"intelligence" appears in how many lines of the entries? State only the number.

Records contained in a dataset
════════════════════
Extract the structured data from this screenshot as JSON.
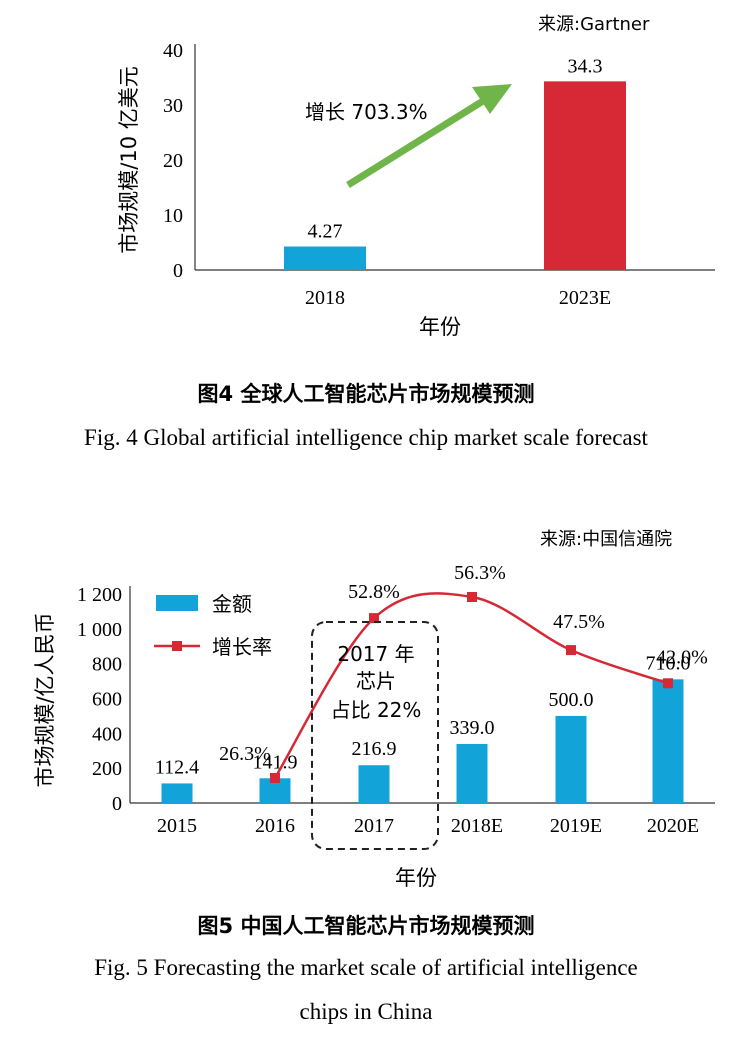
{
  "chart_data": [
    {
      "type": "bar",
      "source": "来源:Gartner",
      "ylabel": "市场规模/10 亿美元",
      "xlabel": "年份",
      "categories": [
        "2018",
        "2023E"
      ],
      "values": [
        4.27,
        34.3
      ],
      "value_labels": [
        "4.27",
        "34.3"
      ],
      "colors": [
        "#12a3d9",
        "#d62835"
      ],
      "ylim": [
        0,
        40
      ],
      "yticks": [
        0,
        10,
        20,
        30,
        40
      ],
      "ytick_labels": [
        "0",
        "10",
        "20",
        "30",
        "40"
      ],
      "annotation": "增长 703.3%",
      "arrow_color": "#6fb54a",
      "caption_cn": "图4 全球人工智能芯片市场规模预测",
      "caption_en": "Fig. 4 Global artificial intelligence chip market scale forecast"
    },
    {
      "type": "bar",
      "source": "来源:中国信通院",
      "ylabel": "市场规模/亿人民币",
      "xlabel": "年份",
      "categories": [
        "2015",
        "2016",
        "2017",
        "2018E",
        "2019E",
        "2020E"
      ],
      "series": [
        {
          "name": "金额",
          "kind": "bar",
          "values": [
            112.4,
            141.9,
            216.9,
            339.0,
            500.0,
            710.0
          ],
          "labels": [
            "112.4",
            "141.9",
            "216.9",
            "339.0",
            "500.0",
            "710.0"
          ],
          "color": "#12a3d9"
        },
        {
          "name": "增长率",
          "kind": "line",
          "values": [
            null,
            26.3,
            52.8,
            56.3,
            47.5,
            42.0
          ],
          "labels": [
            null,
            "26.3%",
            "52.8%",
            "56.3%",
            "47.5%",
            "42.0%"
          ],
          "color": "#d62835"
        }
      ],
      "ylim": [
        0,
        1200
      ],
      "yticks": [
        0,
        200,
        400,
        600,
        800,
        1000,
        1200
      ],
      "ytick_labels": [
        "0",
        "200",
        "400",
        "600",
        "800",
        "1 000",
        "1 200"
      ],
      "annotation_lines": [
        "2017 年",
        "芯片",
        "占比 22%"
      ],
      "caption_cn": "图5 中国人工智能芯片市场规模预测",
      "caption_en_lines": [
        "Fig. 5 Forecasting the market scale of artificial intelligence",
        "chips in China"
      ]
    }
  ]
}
════════════════════
Full answer: 2